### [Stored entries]
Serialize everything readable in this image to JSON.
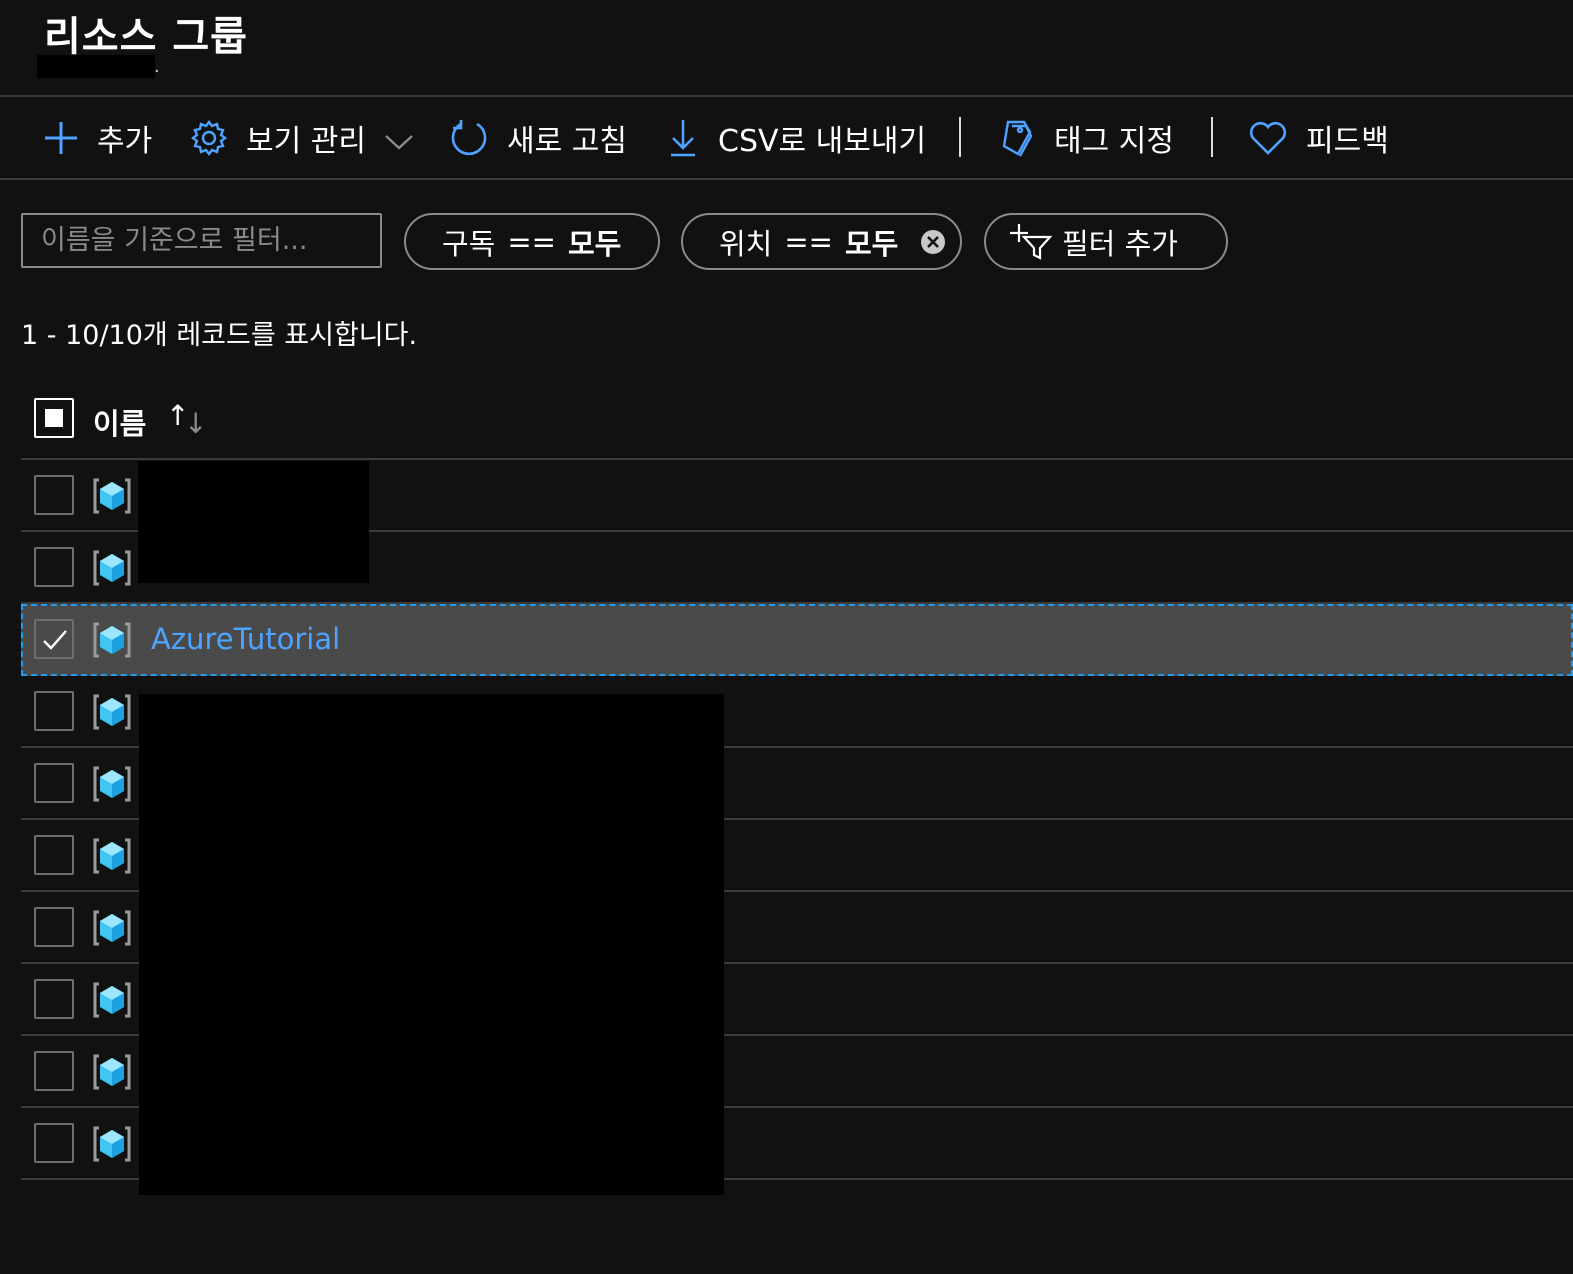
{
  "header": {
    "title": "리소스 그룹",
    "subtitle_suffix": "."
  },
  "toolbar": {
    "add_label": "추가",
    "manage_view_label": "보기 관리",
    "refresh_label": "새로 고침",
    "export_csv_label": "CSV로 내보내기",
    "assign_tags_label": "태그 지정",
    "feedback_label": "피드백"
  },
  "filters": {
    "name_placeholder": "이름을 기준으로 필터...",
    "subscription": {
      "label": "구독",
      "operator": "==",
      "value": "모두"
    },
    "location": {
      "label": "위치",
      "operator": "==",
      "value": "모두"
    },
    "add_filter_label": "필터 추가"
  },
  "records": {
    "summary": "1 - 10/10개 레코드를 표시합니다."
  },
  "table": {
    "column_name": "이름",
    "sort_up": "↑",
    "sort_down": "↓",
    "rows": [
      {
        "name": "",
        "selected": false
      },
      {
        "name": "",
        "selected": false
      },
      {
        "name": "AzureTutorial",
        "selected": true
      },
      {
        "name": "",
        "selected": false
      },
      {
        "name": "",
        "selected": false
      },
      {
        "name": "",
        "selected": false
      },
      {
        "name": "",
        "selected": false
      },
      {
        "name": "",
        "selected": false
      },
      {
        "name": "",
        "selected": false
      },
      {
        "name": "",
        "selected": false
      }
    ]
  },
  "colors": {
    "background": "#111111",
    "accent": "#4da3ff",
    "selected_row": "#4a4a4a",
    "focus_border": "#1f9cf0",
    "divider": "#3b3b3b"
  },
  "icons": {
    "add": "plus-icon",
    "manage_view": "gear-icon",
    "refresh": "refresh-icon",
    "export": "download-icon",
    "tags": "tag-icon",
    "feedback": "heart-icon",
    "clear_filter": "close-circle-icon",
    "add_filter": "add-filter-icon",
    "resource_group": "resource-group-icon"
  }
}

==

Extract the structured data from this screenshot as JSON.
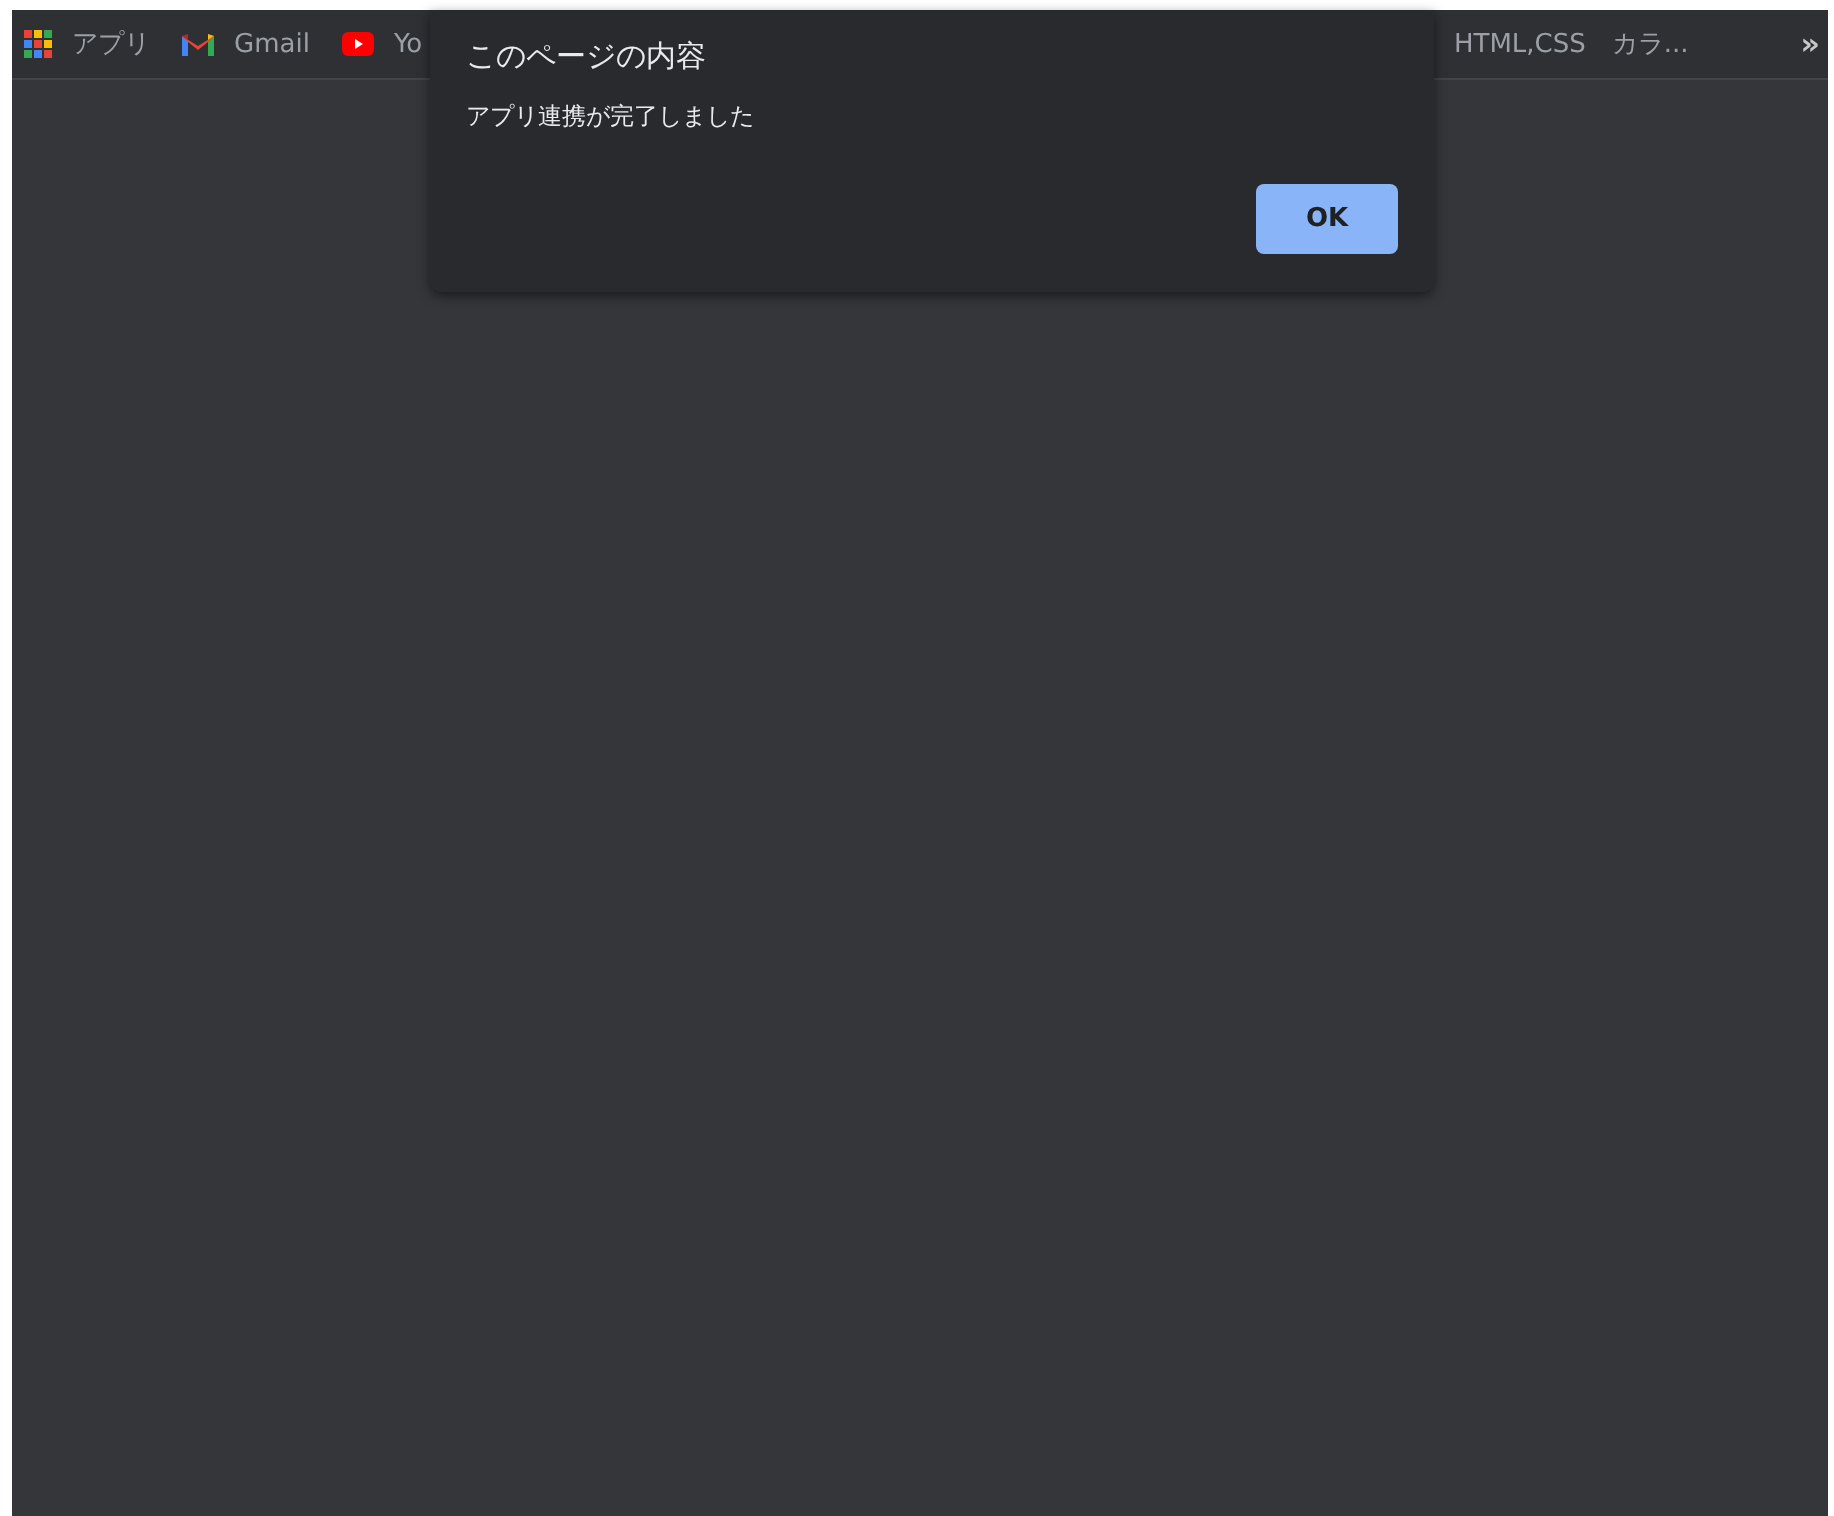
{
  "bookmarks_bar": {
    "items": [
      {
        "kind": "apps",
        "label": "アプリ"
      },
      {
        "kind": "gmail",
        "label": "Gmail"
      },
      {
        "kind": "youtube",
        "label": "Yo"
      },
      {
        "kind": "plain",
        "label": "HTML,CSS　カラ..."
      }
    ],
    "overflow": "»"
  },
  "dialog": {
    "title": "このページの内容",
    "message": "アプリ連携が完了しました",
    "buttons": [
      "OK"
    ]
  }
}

--

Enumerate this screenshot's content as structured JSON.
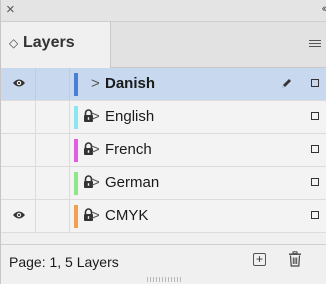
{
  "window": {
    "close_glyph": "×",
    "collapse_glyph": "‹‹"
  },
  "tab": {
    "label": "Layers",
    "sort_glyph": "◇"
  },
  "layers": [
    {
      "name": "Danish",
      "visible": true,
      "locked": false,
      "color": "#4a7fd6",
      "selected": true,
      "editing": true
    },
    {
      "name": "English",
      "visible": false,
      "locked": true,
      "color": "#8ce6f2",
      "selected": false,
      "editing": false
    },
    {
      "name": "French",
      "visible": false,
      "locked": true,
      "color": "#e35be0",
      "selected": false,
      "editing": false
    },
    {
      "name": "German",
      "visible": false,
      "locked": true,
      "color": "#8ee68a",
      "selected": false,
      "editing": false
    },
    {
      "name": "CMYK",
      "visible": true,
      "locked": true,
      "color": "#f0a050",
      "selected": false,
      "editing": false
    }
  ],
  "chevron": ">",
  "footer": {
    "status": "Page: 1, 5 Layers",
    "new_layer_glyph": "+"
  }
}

### [EXERCISE TASK]
From the records above, copy every line that holds the word "JSON".

### [EXERCISE RESPONSE]
Serialize everything readable in this image to JSON.
Extract the structured data from this screenshot as JSON.
Enumerate this screenshot's content as structured JSON.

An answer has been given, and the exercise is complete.